-------- STORED ROWS

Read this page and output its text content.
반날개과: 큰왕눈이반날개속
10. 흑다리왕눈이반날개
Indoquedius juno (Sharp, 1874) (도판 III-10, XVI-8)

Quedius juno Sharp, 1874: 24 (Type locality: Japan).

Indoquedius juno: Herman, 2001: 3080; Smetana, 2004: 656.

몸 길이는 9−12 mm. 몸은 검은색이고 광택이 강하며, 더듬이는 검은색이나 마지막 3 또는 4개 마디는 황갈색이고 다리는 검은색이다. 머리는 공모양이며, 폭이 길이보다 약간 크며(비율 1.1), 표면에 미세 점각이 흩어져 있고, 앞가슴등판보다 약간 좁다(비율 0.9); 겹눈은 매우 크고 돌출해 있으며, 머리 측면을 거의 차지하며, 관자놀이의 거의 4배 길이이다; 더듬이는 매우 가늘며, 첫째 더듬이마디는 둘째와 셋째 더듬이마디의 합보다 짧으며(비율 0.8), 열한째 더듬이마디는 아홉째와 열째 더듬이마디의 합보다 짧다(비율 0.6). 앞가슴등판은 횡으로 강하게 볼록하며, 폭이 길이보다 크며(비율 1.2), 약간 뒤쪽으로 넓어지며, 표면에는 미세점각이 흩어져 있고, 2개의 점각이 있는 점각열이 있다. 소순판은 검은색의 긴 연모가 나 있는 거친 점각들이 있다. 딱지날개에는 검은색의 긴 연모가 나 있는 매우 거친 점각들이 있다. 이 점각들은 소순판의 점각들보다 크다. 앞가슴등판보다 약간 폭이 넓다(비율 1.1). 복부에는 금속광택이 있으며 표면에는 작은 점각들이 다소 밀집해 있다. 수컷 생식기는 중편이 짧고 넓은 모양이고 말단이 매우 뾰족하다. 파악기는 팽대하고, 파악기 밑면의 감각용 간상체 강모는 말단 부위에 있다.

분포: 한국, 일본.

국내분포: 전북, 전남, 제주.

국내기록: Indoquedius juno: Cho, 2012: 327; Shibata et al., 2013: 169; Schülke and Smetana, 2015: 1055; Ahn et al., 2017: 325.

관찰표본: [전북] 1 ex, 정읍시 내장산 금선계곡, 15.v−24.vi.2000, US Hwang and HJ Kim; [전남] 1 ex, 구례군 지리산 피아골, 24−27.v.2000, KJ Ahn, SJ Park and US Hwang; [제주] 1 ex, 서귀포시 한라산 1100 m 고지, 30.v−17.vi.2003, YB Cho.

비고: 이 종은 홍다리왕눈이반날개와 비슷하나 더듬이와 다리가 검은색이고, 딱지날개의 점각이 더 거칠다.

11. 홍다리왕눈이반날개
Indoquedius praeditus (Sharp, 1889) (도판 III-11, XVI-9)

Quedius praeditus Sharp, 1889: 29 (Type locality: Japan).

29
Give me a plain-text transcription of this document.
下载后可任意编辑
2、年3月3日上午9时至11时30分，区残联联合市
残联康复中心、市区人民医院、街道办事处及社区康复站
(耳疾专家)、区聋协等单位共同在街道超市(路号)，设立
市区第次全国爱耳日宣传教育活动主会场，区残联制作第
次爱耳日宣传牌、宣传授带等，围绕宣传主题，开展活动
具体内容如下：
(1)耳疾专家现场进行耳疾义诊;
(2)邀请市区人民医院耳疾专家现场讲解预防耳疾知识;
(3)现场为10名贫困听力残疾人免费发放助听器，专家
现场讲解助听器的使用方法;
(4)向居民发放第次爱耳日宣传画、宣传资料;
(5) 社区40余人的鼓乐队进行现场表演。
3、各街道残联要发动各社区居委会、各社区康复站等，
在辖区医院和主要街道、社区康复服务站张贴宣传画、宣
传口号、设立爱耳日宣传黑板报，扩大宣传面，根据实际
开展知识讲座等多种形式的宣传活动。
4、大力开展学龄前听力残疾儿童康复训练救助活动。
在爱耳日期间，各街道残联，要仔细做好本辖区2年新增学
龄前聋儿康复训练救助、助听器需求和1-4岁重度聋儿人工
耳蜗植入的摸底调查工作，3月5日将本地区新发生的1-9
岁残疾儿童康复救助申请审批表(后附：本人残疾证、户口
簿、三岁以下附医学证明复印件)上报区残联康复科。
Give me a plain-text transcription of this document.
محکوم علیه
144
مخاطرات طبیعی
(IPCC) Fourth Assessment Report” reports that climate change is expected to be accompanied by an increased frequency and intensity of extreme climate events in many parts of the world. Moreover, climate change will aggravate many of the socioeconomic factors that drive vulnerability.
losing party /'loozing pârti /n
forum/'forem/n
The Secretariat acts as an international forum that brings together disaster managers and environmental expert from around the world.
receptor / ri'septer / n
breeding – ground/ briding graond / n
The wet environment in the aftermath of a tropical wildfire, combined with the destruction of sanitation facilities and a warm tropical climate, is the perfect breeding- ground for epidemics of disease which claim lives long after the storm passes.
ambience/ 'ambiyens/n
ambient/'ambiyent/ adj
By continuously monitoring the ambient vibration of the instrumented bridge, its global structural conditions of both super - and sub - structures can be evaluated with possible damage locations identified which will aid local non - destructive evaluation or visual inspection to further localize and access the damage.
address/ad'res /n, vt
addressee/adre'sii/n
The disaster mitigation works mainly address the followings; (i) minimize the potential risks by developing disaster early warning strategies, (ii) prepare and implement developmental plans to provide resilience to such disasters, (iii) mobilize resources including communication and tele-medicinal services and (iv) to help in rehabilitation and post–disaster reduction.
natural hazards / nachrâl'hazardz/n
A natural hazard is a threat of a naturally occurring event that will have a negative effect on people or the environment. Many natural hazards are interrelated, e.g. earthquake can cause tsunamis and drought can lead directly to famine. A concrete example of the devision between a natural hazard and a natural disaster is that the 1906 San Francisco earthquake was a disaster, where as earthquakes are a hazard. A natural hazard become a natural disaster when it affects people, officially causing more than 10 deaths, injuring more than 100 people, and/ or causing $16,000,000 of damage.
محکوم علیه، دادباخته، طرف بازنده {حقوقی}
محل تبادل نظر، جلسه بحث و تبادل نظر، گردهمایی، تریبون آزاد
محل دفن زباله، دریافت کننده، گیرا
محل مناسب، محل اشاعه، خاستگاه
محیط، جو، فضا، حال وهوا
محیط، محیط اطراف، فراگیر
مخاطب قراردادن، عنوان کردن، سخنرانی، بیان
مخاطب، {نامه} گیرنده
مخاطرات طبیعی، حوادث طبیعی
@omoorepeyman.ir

----------------

#### [AIM]
Can you give every line above again, exactly as written?

#### [EXERCISE SOLUTION]
Read this page and output its text content.
반날개과: 큰왕눈이반날개속
10. 흑다리왕눈이반날개
Indoquedius juno (Sharp, 1874) (도판 III-10, XVI-8)

Quedius juno Sharp, 1874: 24 (Type locality: Japan).

Indoquedius juno: Herman, 2001: 3080; Smetana, 2004: 656.

몸 길이는 9−12 mm. 몸은 검은색이고 광택이 강하며, 더듬이는 검은색이나 마지막 3 또는 4개 마디는 황갈색이고 다리는 검은색이다. 머리는 공모양이며, 폭이 길이보다 약간 크며(비율 1.1), 표면에 미세 점각이 흩어져 있고, 앞가슴등판보다 약간 좁다(비율 0.9); 겹눈은 매우 크고 돌출해 있으며, 머리 측면을 거의 차지하며, 관자놀이의 거의 4배 길이이다; 더듬이는 매우 가늘며, 첫째 더듬이마디는 둘째와 셋째 더듬이마디의 합보다 짧으며(비율 0.8), 열한째 더듬이마디는 아홉째와 열째 더듬이마디의 합보다 짧다(비율 0.6). 앞가슴등판은 횡으로 강하게 볼록하며, 폭이 길이보다 크며(비율 1.2), 약간 뒤쪽으로 넓어지며, 표면에는 미세점각이 흩어져 있고, 2개의 점각이 있는 점각열이 있다. 소순판은 검은색의 긴 연모가 나 있는 거친 점각들이 있다. 딱지날개에는 검은색의 긴 연모가 나 있는 매우 거친 점각들이 있다. 이 점각들은 소순판의 점각들보다 크다. 앞가슴등판보다 약간 폭이 넓다(비율 1.1). 복부에는 금속광택이 있으며 표면에는 작은 점각들이 다소 밀집해 있다. 수컷 생식기는 중편이 짧고 넓은 모양이고 말단이 매우 뾰족하다. 파악기는 팽대하고, 파악기 밑면의 감각용 간상체 강모는 말단 부위에 있다.

분포: 한국, 일본.

국내분포: 전북, 전남, 제주.

국내기록: Indoquedius juno: Cho, 2012: 327; Shibata et al., 2013: 169; Schülke and Smetana, 2015: 1055; Ahn et al., 2017: 325.

관찰표본: [전북] 1 ex, 정읍시 내장산 금선계곡, 15.v−24.vi.2000, US Hwang and HJ Kim; [전남] 1 ex, 구례군 지리산 피아골, 24−27.v.2000, KJ Ahn, SJ Park and US Hwang; [제주] 1 ex, 서귀포시 한라산 1100 m 고지, 30.v−17.vi.2003, YB Cho.

비고: 이 종은 홍다리왕눈이반날개와 비슷하나 더듬이와 다리가 검은색이고, 딱지날개의 점각이 더 거칠다.

11. 홍다리왕눈이반날개
Indoquedius praeditus (Sharp, 1889) (도판 III-11, XVI-9)

Quedius praeditus Sharp, 1889: 29 (Type locality: Japan).

29
Give me a plain-text transcription of this document.
下载后可任意编辑
2、年3月3日上午9时至11时30分，区残联联合市
残联康复中心、市区人民医院、街道办事处及社区康复站
(耳疾专家)、区聋协等单位共同在街道超市(路号)，设立
市区第次全国爱耳日宣传教育活动主会场，区残联制作第
次爱耳日宣传牌、宣传授带等，围绕宣传主题，开展活动
具体内容如下：
(1)耳疾专家现场进行耳疾义诊;
(2)邀请市区人民医院耳疾专家现场讲解预防耳疾知识;
(3)现场为10名贫困听力残疾人免费发放助听器，专家
现场讲解助听器的使用方法;
(4)向居民发放第次爱耳日宣传画、宣传资料;
(5) 社区40余人的鼓乐队进行现场表演。
3、各街道残联要发动各社区居委会、各社区康复站等，
在辖区医院和主要街道、社区康复服务站张贴宣传画、宣
传口号、设立爱耳日宣传黑板报，扩大宣传面，根据实际
开展知识讲座等多种形式的宣传活动。
4、大力开展学龄前听力残疾儿童康复训练救助活动。
在爱耳日期间，各街道残联，要仔细做好本辖区2年新增学
龄前聋儿康复训练救助、助听器需求和1-4岁重度聋儿人工
耳蜗植入的摸底调查工作，3月5日将本地区新发生的1-9
岁残疾儿童康复救助申请审批表(后附：本人残疾证、户口
簿、三岁以下附医学证明复印件)上报区残联康复科。
Give me a plain-text transcription of this document.
محکوم علیه
144
مخاطرات طبیعی
(IPCC) Fourth Assessment Report” reports that climate change is expected to be accompanied by an increased frequency and intensity of extreme climate events in many parts of the world. Moreover, climate change will aggravate many of the socioeconomic factors that drive vulnerability.
losing party /'loozing pârti /n
forum/'forem/n
The Secretariat acts as an international forum that brings together disaster managers and environmental expert from around the world.
receptor / ri'septer / n
breeding – ground/ briding graond / n
The wet environment in the aftermath of a tropical wildfire, combined with the destruction of sanitation facilities and a warm tropical climate, is the perfect breeding- ground for epidemics of disease which claim lives long after the storm passes.
ambience/ 'ambiyens/n
ambient/'ambiyent/ adj
By continuously monitoring the ambient vibration of the instrumented bridge, its global structural conditions of both super - and sub - structures can be evaluated with possible damage locations identified which will aid local non - destructive evaluation or visual inspection to further localize and access the damage.
address/ad'res /n, vt
addressee/adre'sii/n
The disaster mitigation works mainly address the followings; (i) minimize the potential risks by developing disaster early warning strategies, (ii) prepare and implement developmental plans to provide resilience to such disasters, (iii) mobilize resources including communication and tele-medicinal services and (iv) to help in rehabilitation and post–disaster reduction.
natural hazards / nachrâl'hazardz/n
A natural hazard is a threat of a naturally occurring event that will have a negative effect on people or the environment. Many natural hazards are interrelated, e.g. earthquake can cause tsunamis and drought can lead directly to famine. A concrete example of the devision between a natural hazard and a natural disaster is that the 1906 San Francisco earthquake was a disaster, where as earthquakes are a hazard. A natural hazard become a natural disaster when it affects people, officially causing more than 10 deaths, injuring more than 100 people, and/ or causing $16,000,000 of damage.
محکوم علیه، دادباخته، طرف بازنده {حقوقی}
محل تبادل نظر، جلسه بحث و تبادل نظر، گردهمایی، تریبون آزاد
محل دفن زباله، دریافت کننده، گیرا
محل مناسب، محل اشاعه، خاستگاه
محیط، جو، فضا، حال وهوا
محیط، محیط اطراف، فراگیر
مخاطب قراردادن، عنوان کردن، سخنرانی، بیان
مخاطب، {نامه} گیرنده
مخاطرات طبیعی، حوادث طبیعی
@omoorepeyman.ir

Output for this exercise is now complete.